[Kurze Übung]
Zitiere aus dem Textabschnitt über die Nationale Agentur beim BIBB wörtlich die Stelle von „Brückenbauer in der“ bis „Perspektiven der NA.“.

[Textabschnitt]
%%

Brückenbauer in der europäischen Bildungszusammenarbeit: 15 Jahre Nationale Agentur Bildung für Europa beim BIBB

07.05.2015 Ι Die Nationale Agentur Bildung für Europa beim BIBB (NA) kann in diesem Jahr auf 15 Jahre Arbeit im Auftrag und mit finanzieller Förderung des Bundesministeriums für Bildung und Forschung (BMBF) zurückblicken. Sie ist eine von vier NAs, daneben gibt es die Nationale Agentur für EU-Hochschulzusammenarbeit, die für EU-Programme im Schulbereich und die für Jugend in Aktion. Die NA beim BIBB versteht sich als Brücke in der europäischen Bildungszusammenarbeit und betreut in Deutschland das europäische Programm Erasmus+. Zuvor war sie für das Programm für lebenslanges Lernen zuständig. Unser Bonner WAP-Korrespondent Ulrich Degen sprach mit dem Chef der Nationalen Agentur Klaus Fahle über die Arbeit und Perspektiven der NA.

%%

[Datenauszug]
%%

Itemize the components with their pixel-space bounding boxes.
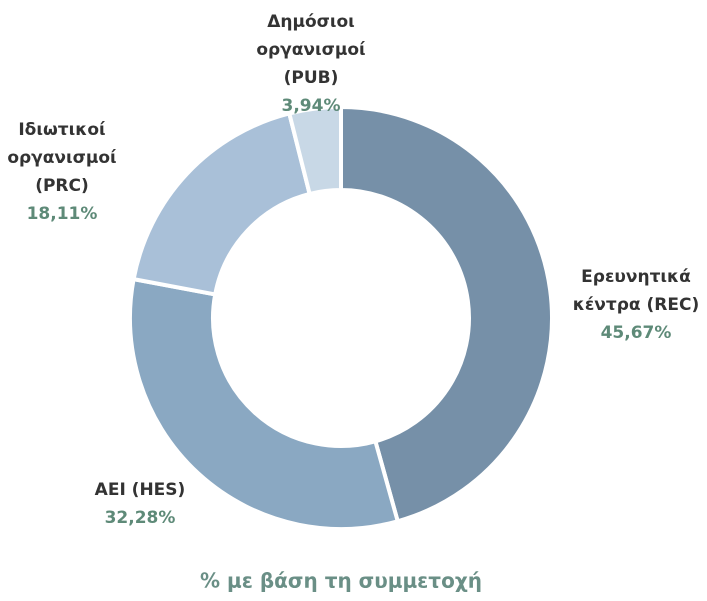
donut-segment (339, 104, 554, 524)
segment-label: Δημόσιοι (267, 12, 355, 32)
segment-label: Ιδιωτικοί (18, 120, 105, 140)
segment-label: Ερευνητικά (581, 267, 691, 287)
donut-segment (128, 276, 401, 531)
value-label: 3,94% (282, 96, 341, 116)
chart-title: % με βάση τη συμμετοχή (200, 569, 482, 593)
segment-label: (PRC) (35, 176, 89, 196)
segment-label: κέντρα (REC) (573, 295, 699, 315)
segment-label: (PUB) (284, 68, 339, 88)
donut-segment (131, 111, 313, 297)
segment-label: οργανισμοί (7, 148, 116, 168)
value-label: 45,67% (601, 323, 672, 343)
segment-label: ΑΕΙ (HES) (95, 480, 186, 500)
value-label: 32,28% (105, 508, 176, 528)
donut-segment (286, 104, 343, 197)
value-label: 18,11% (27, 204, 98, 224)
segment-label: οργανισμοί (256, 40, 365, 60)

%%
%%

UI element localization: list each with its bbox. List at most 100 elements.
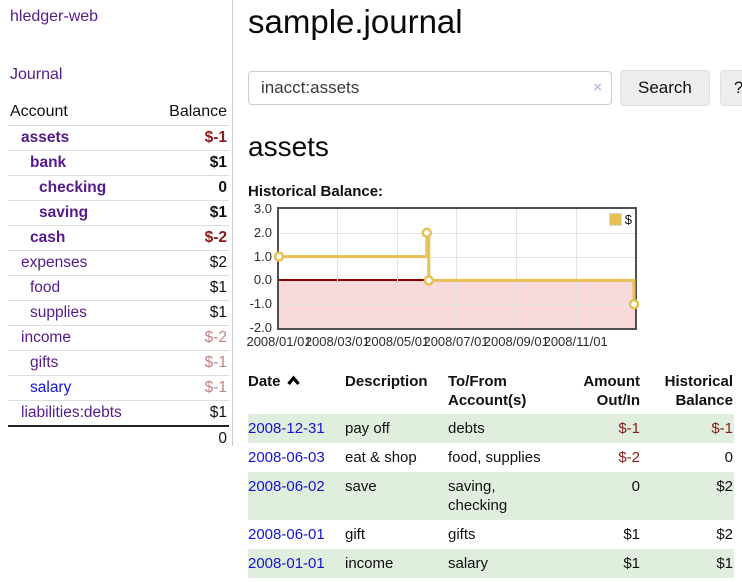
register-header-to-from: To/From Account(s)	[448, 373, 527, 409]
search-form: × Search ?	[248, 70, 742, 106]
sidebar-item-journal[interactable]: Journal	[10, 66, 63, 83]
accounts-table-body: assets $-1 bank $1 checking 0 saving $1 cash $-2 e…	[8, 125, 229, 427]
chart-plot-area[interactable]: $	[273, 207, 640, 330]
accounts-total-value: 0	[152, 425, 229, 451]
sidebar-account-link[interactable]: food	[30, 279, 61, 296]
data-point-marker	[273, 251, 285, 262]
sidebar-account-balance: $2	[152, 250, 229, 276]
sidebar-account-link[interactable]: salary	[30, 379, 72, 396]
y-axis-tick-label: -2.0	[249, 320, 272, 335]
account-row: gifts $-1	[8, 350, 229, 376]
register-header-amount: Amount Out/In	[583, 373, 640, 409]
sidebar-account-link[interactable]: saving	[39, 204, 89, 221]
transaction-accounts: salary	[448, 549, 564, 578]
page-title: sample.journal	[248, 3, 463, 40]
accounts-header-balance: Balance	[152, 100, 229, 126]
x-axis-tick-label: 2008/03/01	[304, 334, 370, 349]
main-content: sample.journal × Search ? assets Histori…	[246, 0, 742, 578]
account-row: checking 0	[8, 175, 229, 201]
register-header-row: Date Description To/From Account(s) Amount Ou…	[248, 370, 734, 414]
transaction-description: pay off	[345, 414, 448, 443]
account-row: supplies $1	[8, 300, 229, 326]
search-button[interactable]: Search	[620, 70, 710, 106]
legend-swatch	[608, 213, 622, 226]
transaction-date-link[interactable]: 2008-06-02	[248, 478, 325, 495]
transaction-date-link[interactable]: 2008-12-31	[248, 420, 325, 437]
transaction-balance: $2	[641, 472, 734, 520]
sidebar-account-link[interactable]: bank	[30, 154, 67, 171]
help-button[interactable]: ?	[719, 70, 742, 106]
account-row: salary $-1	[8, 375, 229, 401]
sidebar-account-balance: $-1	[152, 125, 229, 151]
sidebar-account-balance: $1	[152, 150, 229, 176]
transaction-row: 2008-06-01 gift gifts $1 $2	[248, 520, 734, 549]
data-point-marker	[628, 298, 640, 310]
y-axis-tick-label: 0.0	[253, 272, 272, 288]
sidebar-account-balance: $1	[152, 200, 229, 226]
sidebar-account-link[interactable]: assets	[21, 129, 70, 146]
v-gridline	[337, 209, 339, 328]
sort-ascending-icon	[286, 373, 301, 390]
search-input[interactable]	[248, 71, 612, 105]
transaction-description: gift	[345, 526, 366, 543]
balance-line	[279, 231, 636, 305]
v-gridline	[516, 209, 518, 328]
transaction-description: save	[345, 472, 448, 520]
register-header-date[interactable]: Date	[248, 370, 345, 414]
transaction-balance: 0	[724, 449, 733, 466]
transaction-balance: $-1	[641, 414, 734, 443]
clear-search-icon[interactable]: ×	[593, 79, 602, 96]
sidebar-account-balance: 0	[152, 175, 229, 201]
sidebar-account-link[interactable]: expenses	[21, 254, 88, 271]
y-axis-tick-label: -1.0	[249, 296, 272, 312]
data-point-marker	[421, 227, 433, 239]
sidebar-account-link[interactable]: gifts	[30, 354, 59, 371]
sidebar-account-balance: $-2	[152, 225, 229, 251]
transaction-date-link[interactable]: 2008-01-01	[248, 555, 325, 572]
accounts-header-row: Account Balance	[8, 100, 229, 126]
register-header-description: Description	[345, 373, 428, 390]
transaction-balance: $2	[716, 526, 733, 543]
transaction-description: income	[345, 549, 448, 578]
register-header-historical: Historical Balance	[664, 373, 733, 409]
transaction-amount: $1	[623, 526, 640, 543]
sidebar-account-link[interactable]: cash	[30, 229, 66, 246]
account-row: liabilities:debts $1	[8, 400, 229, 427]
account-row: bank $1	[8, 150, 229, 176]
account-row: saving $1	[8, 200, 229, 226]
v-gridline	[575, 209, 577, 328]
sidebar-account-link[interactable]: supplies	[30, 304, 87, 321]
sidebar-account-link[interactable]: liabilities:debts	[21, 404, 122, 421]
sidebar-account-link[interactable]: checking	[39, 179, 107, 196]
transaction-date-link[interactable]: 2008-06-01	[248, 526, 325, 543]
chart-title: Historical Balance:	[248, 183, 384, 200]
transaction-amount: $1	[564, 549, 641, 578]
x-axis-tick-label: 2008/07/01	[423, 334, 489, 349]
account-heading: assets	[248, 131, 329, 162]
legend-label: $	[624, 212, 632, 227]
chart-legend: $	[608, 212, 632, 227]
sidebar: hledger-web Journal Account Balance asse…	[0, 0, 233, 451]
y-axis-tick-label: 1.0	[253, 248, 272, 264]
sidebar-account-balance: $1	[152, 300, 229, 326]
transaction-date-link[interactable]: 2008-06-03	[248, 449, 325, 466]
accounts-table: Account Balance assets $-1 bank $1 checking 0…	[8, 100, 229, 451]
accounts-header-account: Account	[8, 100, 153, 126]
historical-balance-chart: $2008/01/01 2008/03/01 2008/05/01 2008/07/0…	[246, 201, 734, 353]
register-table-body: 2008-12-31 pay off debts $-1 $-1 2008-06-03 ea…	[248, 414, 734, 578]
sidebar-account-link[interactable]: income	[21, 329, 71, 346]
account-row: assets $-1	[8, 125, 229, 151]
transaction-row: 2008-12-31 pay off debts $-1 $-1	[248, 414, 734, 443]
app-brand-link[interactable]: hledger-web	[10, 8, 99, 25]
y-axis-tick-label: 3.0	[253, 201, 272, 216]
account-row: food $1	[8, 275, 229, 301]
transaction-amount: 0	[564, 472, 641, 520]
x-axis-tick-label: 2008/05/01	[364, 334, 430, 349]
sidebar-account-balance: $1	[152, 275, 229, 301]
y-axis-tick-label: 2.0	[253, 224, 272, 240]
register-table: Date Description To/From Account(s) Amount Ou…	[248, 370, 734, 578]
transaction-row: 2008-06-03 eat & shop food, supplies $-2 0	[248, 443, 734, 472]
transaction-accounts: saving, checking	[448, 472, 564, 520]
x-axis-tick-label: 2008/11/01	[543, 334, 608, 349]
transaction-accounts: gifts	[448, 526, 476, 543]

%%

[Endergebnis]
Brückenbauer in der europäischen Bildungszusammenarbeit: 15 Jahre Nationale Agentur Bildung für Europa beim BIBB

07.05.2015 Ι Die Nationale Agentur Bildung für Europa beim BIBB (NA) kann in diesem Jahr auf 15 Jahre Arbeit im Auftrag und mit finanzieller Förderung des Bundesministeriums für Bildung und Forschung (BMBF) zurückblicken. Sie ist eine von vier NAs, daneben gibt es die Nationale Agentur für EU-Hochschulzusammenarbeit, die für EU-Programme im Schulbereich und die für Jugend in Aktion. Die NA beim BIBB versteht sich als Brücke in der europäischen Bildungszusammenarbeit und betreut in Deutschland das europäische Programm Erasmus+. Zuvor war sie für das Programm für lebenslanges Lernen zuständig. Unser Bonner WAP-Korrespondent Ulrich Degen sprach mit dem Chef der Nationalen Agentur Klaus Fahle über die Arbeit und Perspektiven der NA.